:: Requirement ::
Pick up the text about the Santásticos, the Santos Futebol Clube teams of 1959 to 1974, after its last sentence and keep writing it.

:: Selected excerpt ::
Content starts

Os Santásticos (/pt-BR/, The Santastics) is the nickname for the group of Santos Futebol Clube players coached by Lula and Antoninho that won a total of 25 titles between 1959 and 1974, including two Copa Libertadores. The group is considered one of the strongest teams ever assembled in any sport, scoring over 3000 goals during this period, with an average of over 2.5 goals per match.

Also known as O Balé Branco (/pt/, The White Ballet) or Time dos Sonhos (/pt/, Dream Team), they dominated Brazilian football and became a symbol of O Jogo Bonito thanks to figures such as Zito, Gilmar, Mauro, Mengálvio, Coutinho, Pepe and the iconic Pelé. Pelé made Santos FC famous around the world in this revolutionary era, therefore his lesser-known teammates are best known as "Pelé's friends."

==The beginning==
In 1956, Waldemar de Brito took Pelé to Santos, an industrial and port city in the state of São Paulo, to try out for professional club Santos Futebol Clube telling the directors at Santos that the 15-year-old would be "the greatest football player in the world." Santos were at the time the top team in São Paulo, having just won two consecutive State champions when Pelé joined.

Content ends

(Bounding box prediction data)

Content starts

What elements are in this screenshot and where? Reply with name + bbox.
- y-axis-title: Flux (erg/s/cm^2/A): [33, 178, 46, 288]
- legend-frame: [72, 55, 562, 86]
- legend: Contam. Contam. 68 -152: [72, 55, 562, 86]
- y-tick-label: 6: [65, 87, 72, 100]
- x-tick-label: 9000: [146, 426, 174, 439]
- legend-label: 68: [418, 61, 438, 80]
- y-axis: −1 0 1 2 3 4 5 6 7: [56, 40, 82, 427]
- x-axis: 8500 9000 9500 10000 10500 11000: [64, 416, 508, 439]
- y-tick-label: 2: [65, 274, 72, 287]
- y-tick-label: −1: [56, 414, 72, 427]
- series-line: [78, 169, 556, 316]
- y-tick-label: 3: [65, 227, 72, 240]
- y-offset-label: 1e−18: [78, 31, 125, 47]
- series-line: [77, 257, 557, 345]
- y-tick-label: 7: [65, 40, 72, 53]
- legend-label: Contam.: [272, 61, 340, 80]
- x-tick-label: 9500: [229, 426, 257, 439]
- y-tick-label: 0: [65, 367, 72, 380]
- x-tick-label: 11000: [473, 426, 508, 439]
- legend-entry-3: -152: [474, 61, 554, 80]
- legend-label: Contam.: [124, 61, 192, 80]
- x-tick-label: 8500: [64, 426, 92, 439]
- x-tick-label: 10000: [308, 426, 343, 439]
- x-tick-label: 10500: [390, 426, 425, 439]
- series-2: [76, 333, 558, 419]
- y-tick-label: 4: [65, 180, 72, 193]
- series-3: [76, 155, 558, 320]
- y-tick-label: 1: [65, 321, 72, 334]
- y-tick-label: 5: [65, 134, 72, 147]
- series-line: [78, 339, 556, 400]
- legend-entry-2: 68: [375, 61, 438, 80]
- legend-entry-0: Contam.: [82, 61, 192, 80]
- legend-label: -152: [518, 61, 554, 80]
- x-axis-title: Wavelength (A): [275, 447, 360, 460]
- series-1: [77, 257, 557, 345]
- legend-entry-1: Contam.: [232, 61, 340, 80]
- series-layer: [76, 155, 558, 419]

Content ends

:: Answer to this exercise ::
Aged 15, Pelé made his debut for Santos on 7 September 1956, scoring one goal in a 7–1 friendly victory over Corinthians de Santo André. When the 1957 season started, Pelé was given a starting place in the first team and, at the age of just 16, became the top scorer in the league. Just ten months after signing professionally, the teenager was called up to the Brazil national football team. After the World Cup in 1962, wealthy European clubs such as Real Madrid, Juventus and Manchester United tried to sign the young player, but the government of Brazil declared Pelé an "official national treasure" to prevent him from being transferred out of the country.

Pelé won his first major title with Santos in 1958 as the team won the Campeonato Paulista; Pelé would finish the tournament as top scorer with an incredible 58 goals, a record that stands today. A year later, O Rei would help the team earn their first victory in the Torneio Rio-São Paulo with a 3–0 over Vasco da Gama. However, Santos was unable to retain the Paulista title.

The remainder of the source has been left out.